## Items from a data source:
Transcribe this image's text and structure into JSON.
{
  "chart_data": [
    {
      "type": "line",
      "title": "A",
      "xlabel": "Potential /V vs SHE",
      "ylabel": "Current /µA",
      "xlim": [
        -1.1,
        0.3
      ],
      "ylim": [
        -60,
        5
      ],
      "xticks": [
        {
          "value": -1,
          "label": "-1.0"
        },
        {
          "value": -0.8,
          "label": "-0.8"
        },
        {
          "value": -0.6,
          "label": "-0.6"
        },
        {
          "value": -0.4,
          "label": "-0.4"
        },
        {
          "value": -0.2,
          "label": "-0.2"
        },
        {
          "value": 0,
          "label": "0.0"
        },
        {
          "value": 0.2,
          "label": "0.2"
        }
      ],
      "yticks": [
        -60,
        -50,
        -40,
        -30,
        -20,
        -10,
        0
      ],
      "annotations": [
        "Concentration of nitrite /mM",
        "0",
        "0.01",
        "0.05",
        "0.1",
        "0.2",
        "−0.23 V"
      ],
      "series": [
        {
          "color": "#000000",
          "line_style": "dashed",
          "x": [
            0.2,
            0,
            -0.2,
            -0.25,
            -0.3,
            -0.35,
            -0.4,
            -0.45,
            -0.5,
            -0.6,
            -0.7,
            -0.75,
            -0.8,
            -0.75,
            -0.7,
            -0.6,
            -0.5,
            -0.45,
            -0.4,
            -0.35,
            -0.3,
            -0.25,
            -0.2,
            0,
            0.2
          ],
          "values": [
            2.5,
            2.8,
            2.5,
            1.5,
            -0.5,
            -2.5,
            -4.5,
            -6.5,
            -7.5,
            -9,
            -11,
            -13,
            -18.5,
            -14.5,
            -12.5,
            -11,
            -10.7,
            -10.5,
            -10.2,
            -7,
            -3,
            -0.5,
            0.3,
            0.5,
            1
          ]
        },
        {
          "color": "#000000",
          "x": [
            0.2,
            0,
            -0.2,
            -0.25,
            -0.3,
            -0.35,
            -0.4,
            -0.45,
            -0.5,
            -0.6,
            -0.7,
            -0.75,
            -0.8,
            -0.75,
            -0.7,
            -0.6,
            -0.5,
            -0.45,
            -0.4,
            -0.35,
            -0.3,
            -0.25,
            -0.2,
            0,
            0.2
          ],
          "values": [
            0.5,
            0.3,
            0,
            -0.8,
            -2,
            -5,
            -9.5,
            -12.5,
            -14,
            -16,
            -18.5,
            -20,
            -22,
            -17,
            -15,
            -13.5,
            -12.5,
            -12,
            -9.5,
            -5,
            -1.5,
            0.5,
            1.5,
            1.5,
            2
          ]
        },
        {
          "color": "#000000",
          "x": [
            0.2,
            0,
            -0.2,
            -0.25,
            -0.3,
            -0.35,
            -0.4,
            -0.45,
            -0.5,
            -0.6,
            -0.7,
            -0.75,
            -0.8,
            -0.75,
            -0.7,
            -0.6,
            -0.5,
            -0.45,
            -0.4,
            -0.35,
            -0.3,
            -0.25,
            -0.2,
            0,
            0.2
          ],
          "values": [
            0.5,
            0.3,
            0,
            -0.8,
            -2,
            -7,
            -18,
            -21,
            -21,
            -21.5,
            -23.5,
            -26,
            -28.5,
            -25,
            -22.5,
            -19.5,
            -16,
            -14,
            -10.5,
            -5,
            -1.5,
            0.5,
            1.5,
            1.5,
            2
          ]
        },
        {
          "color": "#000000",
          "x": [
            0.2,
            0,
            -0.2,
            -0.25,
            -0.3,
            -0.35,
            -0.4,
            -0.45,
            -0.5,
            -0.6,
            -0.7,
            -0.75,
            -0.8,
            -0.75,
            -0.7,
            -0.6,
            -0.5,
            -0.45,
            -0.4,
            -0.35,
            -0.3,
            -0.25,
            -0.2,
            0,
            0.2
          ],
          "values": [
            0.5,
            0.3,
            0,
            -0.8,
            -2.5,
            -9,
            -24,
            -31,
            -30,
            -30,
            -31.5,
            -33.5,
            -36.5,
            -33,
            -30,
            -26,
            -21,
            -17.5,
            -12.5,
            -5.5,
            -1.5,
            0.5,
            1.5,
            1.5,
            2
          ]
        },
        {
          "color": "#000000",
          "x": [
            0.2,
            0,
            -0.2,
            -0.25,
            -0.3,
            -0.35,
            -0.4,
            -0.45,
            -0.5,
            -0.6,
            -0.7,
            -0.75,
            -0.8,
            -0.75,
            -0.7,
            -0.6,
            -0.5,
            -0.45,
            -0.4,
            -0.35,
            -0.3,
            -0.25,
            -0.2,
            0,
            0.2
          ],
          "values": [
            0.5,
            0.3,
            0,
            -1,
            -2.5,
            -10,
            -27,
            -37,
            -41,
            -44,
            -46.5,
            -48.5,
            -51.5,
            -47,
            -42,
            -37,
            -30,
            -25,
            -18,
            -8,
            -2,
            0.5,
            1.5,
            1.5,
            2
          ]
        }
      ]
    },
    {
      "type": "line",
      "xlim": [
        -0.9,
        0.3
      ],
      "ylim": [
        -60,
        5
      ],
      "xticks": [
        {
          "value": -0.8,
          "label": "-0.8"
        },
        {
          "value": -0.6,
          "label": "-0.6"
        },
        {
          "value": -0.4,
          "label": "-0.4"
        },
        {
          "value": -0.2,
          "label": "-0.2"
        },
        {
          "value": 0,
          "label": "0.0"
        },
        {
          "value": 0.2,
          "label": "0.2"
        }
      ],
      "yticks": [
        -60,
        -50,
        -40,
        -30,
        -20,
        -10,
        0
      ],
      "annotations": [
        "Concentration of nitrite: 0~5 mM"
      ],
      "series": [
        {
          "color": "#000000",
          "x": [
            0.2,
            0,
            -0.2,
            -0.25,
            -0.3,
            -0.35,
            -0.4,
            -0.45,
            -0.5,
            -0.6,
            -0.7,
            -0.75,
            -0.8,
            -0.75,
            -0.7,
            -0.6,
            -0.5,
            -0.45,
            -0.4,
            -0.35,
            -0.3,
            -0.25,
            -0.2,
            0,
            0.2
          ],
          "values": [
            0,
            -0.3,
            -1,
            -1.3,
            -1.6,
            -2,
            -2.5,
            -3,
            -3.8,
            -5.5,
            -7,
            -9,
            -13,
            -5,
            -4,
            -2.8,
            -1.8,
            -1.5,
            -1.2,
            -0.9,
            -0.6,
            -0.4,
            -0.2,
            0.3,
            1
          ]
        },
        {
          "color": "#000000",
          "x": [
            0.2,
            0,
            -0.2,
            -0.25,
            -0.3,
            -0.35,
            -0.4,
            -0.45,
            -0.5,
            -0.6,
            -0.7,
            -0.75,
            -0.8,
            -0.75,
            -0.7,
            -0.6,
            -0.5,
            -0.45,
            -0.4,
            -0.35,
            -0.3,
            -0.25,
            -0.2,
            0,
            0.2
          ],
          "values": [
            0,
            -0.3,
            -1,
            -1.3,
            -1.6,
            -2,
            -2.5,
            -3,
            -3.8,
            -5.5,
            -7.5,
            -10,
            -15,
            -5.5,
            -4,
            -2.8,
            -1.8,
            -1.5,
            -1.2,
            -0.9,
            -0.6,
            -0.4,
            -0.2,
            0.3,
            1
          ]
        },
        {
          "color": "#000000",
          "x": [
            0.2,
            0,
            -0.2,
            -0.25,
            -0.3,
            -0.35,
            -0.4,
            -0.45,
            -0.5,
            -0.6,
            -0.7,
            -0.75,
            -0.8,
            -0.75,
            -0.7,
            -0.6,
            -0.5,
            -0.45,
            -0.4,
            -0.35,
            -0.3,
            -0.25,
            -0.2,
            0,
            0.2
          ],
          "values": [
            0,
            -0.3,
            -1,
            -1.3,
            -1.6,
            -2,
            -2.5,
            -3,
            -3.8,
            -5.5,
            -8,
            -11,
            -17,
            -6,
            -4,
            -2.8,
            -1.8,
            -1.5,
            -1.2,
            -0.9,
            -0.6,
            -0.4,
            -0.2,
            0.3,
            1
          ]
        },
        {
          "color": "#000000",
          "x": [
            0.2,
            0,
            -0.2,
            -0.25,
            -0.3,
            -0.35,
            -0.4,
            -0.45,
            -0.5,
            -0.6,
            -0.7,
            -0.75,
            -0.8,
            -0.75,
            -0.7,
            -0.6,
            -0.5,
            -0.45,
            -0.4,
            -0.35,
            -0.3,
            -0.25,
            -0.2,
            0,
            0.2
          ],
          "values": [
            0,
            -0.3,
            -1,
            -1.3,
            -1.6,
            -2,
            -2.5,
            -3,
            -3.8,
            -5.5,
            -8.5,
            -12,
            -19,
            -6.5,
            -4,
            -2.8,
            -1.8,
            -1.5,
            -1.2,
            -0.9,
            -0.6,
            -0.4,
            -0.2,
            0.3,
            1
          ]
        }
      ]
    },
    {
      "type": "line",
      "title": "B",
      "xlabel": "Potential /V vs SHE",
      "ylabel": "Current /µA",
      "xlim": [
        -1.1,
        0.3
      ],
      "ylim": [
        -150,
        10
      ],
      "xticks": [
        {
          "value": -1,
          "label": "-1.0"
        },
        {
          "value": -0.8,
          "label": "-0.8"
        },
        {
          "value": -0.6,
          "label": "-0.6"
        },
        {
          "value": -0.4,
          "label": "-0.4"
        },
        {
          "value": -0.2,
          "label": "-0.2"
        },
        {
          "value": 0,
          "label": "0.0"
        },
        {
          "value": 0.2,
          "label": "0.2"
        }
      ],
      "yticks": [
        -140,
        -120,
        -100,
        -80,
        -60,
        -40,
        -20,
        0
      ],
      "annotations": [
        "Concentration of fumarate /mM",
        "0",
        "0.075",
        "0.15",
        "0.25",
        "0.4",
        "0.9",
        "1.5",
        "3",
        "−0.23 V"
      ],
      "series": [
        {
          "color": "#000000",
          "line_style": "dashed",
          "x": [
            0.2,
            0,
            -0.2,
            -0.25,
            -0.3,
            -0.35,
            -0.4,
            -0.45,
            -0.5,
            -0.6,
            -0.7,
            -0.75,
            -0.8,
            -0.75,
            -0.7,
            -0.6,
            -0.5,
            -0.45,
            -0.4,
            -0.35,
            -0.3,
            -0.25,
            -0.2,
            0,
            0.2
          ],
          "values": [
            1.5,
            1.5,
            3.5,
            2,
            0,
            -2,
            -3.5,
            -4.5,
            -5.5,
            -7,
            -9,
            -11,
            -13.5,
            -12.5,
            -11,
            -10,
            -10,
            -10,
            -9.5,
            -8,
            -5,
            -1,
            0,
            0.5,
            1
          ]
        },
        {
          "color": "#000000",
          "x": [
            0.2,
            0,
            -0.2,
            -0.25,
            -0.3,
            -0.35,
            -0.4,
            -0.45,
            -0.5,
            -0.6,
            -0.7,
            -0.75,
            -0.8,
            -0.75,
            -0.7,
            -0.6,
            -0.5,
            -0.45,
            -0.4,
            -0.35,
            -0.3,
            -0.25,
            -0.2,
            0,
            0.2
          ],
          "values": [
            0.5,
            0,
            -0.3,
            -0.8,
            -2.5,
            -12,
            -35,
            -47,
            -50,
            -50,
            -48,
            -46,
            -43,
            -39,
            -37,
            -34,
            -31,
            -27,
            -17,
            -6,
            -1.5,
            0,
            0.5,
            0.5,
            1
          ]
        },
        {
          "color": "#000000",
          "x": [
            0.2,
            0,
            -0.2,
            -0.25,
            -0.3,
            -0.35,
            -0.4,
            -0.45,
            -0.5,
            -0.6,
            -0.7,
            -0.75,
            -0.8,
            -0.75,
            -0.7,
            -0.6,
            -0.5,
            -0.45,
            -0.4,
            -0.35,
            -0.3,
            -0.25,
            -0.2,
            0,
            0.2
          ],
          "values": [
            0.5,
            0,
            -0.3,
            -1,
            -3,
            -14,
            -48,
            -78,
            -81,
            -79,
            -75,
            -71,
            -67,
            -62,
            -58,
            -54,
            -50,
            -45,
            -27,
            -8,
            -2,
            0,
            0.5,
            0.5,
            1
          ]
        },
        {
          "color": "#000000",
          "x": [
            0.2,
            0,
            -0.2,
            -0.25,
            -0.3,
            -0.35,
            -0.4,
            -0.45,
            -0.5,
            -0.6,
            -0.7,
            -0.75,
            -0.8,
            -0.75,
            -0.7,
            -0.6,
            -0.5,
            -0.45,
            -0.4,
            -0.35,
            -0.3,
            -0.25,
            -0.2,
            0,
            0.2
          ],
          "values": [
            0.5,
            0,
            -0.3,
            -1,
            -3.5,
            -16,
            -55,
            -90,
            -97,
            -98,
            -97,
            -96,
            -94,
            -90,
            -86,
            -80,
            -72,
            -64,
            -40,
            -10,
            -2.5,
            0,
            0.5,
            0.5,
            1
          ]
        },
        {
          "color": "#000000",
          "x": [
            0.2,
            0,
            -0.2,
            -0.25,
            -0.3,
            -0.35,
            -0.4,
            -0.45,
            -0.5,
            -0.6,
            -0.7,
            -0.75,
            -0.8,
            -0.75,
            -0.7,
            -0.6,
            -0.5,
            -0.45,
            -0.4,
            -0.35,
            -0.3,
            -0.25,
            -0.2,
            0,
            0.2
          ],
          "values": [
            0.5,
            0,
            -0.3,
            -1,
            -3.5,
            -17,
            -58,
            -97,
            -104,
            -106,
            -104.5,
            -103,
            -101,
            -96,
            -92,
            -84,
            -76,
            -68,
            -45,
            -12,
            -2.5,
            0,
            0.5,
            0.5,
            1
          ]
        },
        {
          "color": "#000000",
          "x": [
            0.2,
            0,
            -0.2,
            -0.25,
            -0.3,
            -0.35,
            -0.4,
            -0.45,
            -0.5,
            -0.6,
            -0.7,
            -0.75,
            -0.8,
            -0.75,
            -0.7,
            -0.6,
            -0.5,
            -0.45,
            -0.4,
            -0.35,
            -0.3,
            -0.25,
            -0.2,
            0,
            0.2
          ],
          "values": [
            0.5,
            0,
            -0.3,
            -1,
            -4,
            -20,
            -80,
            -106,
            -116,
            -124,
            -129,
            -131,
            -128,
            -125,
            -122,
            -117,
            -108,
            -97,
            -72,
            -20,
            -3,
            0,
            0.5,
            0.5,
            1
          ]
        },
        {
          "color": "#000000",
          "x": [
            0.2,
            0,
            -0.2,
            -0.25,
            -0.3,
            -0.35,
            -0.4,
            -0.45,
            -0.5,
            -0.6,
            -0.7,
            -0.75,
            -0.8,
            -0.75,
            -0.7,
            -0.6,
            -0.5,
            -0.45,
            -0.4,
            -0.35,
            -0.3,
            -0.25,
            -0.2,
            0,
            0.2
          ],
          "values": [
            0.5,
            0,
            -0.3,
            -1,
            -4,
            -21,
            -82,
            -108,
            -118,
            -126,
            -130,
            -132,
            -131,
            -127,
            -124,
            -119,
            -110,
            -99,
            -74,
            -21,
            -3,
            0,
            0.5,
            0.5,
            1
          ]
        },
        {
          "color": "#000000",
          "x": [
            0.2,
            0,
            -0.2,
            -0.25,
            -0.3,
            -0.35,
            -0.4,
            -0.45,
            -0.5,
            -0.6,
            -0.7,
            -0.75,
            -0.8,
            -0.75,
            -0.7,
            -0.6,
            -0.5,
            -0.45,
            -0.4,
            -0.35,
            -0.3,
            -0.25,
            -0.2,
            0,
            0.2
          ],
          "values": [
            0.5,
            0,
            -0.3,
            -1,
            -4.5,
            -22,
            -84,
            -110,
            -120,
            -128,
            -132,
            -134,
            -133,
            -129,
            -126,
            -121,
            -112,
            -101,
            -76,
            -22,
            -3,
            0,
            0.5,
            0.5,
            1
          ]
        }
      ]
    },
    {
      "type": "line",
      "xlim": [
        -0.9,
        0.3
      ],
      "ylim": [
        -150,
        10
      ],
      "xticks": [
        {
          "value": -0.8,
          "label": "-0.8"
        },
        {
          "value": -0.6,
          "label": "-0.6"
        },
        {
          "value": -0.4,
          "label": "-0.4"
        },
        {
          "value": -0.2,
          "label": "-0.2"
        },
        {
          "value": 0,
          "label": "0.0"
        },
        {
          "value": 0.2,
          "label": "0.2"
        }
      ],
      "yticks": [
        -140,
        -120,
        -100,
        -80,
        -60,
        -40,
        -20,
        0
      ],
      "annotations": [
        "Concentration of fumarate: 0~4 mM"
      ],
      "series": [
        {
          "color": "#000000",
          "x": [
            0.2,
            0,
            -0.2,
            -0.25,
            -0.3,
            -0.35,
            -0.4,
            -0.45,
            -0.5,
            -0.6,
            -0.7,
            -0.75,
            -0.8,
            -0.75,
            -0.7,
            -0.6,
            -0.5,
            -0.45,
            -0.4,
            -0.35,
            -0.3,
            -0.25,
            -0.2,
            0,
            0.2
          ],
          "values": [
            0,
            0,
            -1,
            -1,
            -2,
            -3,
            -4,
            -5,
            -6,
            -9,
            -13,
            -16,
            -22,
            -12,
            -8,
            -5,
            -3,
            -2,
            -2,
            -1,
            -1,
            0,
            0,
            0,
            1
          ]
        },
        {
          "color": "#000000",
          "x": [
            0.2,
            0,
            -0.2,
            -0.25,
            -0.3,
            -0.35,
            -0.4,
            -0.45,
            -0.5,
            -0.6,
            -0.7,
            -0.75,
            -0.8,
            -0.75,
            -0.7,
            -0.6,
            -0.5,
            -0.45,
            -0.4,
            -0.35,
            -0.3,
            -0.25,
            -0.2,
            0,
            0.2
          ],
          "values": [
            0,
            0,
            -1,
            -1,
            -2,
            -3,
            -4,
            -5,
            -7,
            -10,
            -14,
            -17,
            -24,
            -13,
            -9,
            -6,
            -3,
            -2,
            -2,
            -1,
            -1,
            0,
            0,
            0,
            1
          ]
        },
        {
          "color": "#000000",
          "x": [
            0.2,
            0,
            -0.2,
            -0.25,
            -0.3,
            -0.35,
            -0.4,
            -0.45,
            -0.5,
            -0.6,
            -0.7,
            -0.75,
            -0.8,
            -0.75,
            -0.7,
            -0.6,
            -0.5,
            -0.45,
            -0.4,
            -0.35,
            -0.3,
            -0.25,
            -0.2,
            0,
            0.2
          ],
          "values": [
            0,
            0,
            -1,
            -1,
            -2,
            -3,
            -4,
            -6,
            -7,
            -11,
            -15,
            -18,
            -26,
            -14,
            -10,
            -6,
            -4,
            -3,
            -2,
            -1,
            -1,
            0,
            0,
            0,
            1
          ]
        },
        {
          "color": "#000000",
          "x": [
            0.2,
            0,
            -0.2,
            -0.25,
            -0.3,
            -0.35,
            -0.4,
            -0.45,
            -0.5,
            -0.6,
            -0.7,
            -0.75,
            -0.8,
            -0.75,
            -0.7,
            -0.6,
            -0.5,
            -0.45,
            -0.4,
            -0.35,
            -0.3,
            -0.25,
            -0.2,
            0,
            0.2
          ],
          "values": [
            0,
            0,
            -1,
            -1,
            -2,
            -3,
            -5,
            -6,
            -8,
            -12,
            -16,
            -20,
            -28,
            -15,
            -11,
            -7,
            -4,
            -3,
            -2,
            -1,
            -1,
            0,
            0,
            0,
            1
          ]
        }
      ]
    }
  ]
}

## What is asked:
From the data above, work out how many lines contain the string "Concentration" and reply with only the number.

## Response:
4